JOB
Scan the data below for the string "ylabel". Copy every line where it appears.

RECORDS SUPPLIED

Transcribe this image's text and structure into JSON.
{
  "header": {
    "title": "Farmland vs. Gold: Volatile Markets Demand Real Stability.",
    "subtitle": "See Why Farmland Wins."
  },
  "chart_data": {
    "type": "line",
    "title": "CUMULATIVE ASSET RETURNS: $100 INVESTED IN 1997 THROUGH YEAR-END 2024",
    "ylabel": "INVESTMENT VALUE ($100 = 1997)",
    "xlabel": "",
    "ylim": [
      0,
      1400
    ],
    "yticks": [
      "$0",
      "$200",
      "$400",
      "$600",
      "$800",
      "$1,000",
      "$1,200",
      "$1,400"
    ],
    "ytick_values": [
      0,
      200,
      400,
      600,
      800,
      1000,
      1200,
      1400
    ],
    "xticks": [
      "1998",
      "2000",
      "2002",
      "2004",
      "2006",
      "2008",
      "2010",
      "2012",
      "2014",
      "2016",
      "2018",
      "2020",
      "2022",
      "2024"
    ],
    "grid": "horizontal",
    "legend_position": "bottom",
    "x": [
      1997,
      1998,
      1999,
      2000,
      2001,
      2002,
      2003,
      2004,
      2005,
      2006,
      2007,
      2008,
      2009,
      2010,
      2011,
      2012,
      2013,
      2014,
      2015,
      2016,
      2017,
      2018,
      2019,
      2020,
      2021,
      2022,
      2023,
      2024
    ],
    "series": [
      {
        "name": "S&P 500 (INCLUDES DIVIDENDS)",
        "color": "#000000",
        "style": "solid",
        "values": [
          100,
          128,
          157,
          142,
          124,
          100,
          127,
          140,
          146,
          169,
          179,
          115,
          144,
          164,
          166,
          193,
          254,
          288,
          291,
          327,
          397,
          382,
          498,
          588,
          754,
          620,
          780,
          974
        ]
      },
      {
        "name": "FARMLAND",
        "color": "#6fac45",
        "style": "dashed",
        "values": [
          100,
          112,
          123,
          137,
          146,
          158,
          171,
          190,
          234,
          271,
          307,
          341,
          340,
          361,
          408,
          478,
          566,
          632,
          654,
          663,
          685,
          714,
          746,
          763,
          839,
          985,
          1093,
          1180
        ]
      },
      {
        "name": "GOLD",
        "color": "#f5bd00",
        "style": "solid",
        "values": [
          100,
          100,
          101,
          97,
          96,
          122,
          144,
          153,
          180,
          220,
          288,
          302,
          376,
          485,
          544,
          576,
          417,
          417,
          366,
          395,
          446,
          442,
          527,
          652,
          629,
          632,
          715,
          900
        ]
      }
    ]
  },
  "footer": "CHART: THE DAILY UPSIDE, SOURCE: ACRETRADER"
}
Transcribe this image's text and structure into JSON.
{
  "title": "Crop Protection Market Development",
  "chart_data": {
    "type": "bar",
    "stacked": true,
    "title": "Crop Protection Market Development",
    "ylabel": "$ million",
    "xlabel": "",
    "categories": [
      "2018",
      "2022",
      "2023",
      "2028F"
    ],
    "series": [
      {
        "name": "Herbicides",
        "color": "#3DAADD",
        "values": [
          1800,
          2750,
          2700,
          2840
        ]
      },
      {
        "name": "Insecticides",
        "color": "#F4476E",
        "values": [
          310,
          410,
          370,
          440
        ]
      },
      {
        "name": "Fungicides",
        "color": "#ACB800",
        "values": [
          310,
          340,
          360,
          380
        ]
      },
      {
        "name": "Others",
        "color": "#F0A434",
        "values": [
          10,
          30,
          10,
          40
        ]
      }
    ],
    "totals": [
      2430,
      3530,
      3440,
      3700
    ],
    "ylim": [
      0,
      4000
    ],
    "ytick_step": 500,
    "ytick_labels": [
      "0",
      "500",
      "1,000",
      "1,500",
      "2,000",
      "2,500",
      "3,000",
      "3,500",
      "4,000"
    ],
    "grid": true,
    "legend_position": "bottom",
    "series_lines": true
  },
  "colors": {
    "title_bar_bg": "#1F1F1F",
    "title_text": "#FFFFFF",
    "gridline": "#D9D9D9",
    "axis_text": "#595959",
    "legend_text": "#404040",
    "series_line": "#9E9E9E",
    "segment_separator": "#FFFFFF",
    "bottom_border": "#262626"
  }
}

RESULT FOR THIS TASK
    "ylabel": "INVESTMENT VALUE ($100 = 1997)",
    "ylabel": "$ million",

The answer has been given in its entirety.